• ROWS:
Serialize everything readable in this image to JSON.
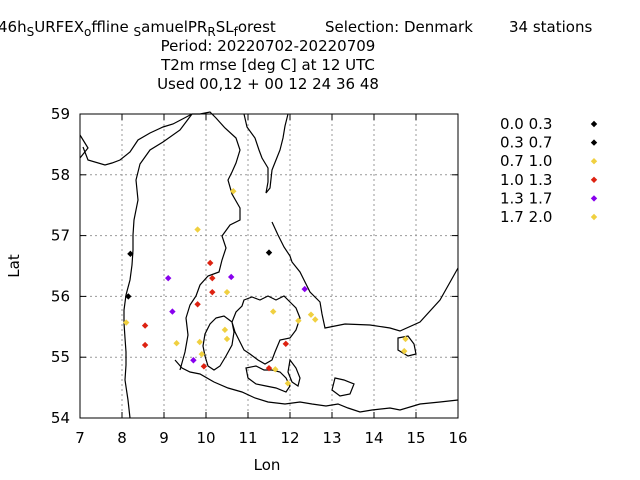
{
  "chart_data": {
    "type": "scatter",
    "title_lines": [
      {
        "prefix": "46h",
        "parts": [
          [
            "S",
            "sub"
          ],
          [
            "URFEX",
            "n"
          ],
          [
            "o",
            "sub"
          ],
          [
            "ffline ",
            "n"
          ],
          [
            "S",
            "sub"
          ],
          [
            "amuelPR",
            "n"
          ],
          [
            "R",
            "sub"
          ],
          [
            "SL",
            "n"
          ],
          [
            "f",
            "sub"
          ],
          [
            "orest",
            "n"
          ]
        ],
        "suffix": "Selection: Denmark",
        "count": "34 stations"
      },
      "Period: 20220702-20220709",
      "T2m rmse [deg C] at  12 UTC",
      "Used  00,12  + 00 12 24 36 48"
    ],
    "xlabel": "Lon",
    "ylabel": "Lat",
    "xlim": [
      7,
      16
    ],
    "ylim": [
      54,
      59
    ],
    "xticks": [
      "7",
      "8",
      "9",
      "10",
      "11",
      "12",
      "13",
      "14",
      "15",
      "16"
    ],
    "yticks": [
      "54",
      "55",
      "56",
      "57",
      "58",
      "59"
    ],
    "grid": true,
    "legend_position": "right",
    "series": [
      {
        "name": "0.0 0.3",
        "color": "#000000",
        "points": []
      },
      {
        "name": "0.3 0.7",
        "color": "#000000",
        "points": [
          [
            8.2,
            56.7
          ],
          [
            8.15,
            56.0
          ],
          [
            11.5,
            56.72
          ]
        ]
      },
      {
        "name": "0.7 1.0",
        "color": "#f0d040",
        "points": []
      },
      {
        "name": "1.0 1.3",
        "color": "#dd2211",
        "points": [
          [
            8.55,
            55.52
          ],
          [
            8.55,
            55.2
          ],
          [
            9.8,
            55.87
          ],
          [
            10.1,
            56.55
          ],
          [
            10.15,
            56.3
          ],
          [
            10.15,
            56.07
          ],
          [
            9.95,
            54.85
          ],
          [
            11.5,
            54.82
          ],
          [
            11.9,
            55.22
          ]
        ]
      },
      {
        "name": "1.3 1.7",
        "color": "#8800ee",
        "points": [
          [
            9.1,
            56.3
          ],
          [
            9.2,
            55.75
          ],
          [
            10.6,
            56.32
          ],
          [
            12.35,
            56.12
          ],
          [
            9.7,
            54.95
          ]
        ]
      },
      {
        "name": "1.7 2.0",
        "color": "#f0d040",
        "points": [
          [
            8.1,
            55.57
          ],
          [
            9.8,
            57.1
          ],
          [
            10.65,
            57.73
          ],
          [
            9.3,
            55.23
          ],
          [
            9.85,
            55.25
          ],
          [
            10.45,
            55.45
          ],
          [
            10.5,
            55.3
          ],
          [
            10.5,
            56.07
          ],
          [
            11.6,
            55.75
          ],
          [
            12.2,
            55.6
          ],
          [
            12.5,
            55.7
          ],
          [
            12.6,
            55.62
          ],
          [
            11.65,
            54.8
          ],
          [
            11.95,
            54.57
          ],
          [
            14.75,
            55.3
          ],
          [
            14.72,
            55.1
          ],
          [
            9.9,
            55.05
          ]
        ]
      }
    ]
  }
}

• EXERCISE INSTRUCTIONS: From the listing above, find the number of lines with the word "name" in them. Answer with the number only.

• ANSWER TO THIS EXERCISE: 6